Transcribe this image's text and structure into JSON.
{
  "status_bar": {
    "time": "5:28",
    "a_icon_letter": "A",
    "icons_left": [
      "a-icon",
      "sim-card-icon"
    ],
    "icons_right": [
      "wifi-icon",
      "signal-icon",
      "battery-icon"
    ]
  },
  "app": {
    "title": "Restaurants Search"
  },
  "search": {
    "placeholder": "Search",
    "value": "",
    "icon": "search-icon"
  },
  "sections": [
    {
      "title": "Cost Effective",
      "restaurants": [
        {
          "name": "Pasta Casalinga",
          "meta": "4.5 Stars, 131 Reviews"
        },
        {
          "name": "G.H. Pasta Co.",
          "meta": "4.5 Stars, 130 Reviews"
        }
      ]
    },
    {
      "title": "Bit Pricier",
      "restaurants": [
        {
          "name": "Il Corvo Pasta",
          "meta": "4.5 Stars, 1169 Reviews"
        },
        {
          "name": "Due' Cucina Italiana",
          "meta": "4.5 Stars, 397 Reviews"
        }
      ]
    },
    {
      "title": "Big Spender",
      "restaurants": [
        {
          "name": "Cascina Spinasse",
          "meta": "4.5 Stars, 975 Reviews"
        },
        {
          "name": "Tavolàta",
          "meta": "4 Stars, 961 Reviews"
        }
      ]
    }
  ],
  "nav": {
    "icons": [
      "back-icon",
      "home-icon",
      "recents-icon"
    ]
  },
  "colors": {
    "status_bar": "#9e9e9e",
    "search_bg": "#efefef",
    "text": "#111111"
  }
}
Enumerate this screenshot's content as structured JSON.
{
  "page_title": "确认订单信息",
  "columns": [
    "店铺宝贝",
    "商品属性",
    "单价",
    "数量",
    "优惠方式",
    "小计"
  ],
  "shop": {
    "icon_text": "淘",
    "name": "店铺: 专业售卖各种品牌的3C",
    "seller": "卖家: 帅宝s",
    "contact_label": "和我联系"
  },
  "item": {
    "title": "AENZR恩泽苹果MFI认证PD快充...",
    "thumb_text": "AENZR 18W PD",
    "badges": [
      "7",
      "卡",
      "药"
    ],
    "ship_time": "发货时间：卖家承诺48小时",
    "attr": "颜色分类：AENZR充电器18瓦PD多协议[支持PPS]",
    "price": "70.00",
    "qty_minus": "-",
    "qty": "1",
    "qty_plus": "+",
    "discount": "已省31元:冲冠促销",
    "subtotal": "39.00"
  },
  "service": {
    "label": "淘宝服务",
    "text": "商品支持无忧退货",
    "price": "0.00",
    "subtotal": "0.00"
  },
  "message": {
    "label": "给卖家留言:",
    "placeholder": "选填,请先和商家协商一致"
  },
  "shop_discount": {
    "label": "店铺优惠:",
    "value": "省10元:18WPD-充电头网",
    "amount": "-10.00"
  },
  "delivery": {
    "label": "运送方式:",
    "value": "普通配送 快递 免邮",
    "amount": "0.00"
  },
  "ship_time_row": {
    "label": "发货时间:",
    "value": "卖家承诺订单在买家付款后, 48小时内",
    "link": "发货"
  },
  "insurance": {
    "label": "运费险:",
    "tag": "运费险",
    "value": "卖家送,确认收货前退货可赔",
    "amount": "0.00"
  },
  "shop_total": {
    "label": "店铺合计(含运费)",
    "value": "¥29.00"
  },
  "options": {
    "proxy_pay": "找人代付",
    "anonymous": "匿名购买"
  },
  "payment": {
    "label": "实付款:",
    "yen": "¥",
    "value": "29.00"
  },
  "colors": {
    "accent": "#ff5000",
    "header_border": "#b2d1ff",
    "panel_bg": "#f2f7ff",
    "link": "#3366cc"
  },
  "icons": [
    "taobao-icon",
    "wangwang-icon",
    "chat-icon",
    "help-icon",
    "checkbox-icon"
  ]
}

_ _ _ _ _ _ _

* GIVEN TASK *
Count the lines of the material that include the word "Stars", then state only the total.

* RESPONSE TO THIS TASK *
6